> Material provided
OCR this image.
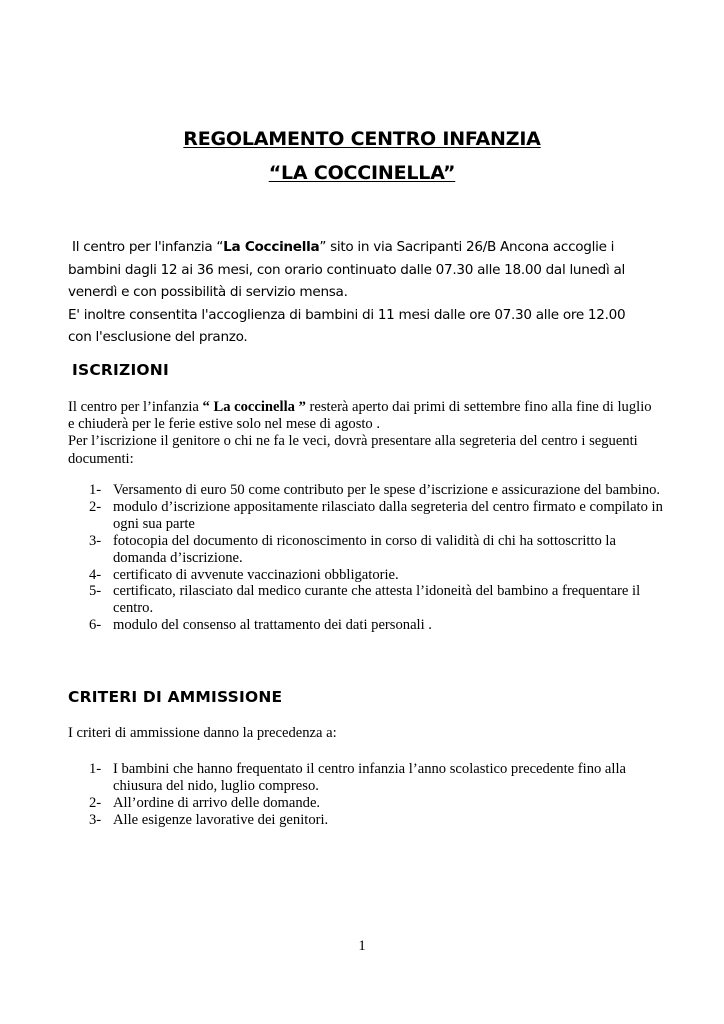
REGOLAMENTO CENTRO INFANZIA
“LA COCCINELLA”

Il centro per l'infanzia “La Coccinella” sito in via Sacripanti 26/B Ancona accoglie i

bambini dagli 12 ai 36 mesi, con orario continuato dalle 07.30 alle 18.00 dal lunedì al

venerdì e con possibilità di servizio mensa.

E' inoltre consentita l'accoglienza di bambini di 11 mesi dalle ore 07.30 alle ore 12.00

con l'esclusione del pranzo.

ISCRIZIONI

Il centro per l’infanzia “ La coccinella ” resterà aperto dai primi di settembre fino alla fine di luglio e chiuderà per le ferie estive solo nel mese di agosto .

Per l’iscrizione il genitore o chi ne fa le veci, dovrà presentare alla segreteria del centro i seguenti documenti:

1- Versamento di euro 50 come contributo per le spese d’iscrizione e assicurazione del bambino.
2- modulo d’iscrizione appositamente rilasciato dalla segreteria del centro firmato e compilato in ogni sua parte
3- fotocopia del documento di riconoscimento in corso di validità di chi ha sottoscritto la domanda d’iscrizione.
4- certificato di avvenute vaccinazioni obbligatorie.
5- certificato, rilasciato dal medico curante che attesta l’idoneità del bambino a frequentare il centro.
6- modulo del consenso al trattamento dei dati personali .
CRITERI DI AMMISSIONE

I criteri di ammissione danno la precedenza a:

1- I bambini che hanno frequentato il centro infanzia l’anno scolastico precedente fino alla chiusura del nido, luglio compreso.
2- All’ordine di arrivo delle domande.
3- Alle esigenze lavorative dei genitori.

1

> Exercise directions
Go through the data above and transcribe it in full, omitting any image.

> Correct response
OCR this image.
REGOLAMENTO CENTRO INFANZIA
“LA COCCINELLA”

Il centro per l'infanzia “La Coccinella” sito in via Sacripanti 26/B Ancona accoglie i

bambini dagli 12 ai 36 mesi, con orario continuato dalle 07.30 alle 18.00 dal lunedì al

venerdì e con possibilità di servizio mensa.

E' inoltre consentita l'accoglienza di bambini di 11 mesi dalle ore 07.30 alle ore 12.00

con l'esclusione del pranzo.

ISCRIZIONI

Il centro per l’infanzia “ La coccinella ” resterà aperto dai primi di settembre fino alla fine di luglio e chiuderà per le ferie estive solo nel mese di agosto .

Per l’iscrizione il genitore o chi ne fa le veci, dovrà presentare alla segreteria del centro i seguenti documenti:

1- Versamento di euro 50 come contributo per le spese d’iscrizione e assicurazione del bambino.
2- modulo d’iscrizione appositamente rilasciato dalla segreteria del centro firmato e compilato in ogni sua parte
3- fotocopia del documento di riconoscimento in corso di validità di chi ha sottoscritto la domanda d’iscrizione.
4- certificato di avvenute vaccinazioni obbligatorie.
5- certificato, rilasciato dal medico curante che attesta l’idoneità del bambino a frequentare il centro.
6- modulo del consenso al trattamento dei dati personali .
CRITERI DI AMMISSIONE

I criteri di ammissione danno la precedenza a:

1- I bambini che hanno frequentato il centro infanzia l’anno scolastico precedente fino alla chiusura del nido, luglio compreso.
2- All’ordine di arrivo delle domande.
3- Alle esigenze lavorative dei genitori.

1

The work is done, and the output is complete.